▶ WHAT IS REQUIRED
Rewrite the records from the line containing "261, 238, 264]" through the line containing "538, 152, 546]", changing each "y-tick-label" to "y-axis-label" and leaving everything else the same, and give only those lines.

* Start *

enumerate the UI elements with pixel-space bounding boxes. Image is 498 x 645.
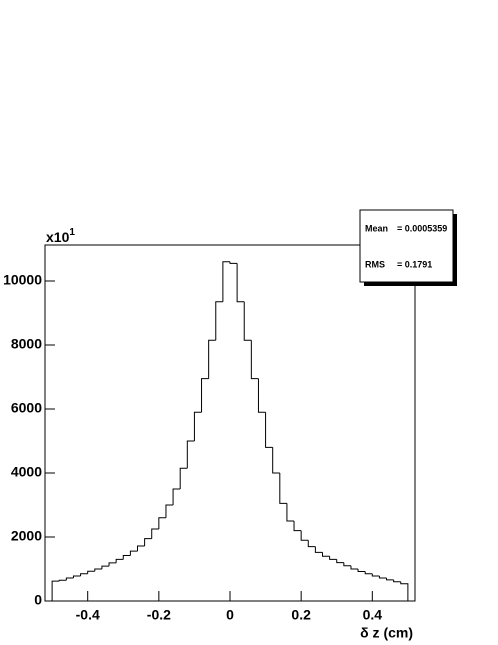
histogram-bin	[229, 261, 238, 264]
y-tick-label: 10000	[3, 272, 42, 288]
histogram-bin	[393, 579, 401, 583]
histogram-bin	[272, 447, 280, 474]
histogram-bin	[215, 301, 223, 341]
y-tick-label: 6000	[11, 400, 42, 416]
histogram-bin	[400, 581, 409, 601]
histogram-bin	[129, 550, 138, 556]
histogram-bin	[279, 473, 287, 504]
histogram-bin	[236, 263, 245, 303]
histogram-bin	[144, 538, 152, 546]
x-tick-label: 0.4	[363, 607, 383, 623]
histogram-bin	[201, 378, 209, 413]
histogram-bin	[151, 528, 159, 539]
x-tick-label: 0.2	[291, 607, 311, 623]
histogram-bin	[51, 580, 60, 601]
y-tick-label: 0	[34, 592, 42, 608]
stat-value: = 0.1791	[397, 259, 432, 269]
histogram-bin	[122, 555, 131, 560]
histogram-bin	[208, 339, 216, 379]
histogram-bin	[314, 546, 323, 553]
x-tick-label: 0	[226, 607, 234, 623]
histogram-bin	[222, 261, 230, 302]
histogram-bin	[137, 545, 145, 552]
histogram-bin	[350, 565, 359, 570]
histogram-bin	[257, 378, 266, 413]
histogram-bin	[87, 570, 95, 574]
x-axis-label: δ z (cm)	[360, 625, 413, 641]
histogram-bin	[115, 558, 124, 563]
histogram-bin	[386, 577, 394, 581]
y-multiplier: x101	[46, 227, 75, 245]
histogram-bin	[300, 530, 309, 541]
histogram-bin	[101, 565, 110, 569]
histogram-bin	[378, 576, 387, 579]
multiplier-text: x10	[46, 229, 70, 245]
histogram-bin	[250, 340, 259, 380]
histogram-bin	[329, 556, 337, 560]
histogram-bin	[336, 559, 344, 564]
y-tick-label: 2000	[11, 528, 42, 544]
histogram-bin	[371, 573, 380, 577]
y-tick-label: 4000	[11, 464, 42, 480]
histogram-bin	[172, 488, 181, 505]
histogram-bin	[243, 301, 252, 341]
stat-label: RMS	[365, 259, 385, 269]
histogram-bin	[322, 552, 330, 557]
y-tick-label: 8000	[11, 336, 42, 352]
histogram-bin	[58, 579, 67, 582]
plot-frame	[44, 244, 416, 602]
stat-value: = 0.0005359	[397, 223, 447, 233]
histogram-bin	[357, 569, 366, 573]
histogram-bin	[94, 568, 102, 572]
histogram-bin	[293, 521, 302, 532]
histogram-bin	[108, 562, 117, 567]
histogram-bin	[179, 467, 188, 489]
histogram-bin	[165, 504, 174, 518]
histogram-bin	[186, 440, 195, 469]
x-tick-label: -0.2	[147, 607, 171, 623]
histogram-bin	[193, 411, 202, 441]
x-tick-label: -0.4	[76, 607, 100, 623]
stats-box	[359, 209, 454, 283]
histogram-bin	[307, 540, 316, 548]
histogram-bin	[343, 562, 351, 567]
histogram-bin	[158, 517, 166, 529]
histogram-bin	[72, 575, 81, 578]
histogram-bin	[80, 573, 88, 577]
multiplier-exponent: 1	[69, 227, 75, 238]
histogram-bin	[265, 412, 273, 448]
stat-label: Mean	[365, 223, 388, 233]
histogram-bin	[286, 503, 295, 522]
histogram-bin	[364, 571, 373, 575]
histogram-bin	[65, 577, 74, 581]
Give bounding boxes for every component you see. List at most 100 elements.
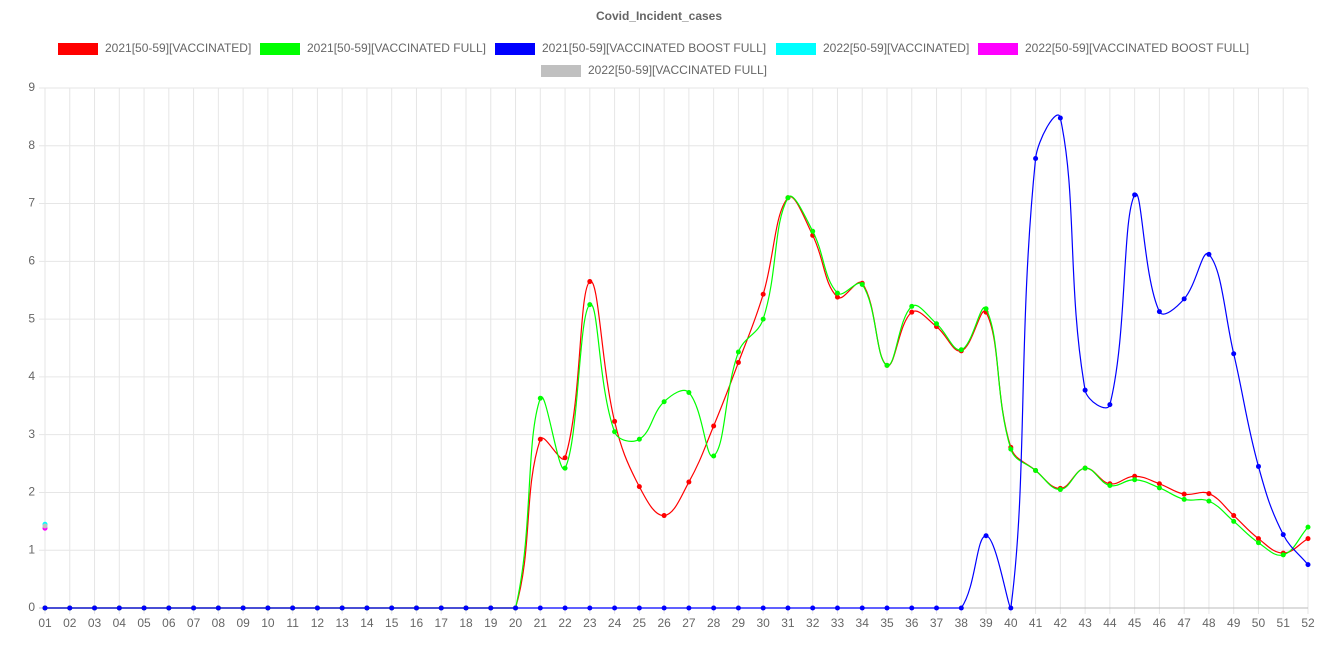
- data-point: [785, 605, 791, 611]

* End *

▶ THE SOLUTION
histogram-bin	[229, 261, 238, 264]
y-axis-label: 10000	[3, 272, 42, 288]
histogram-bin	[393, 579, 401, 583]
histogram-bin	[272, 447, 280, 474]
histogram-bin	[215, 301, 223, 341]
y-axis-label: 6000	[11, 400, 42, 416]
histogram-bin	[400, 581, 409, 601]
histogram-bin	[129, 550, 138, 556]
histogram-bin	[279, 473, 287, 504]
histogram-bin	[236, 263, 245, 303]
histogram-bin	[144, 538, 152, 546]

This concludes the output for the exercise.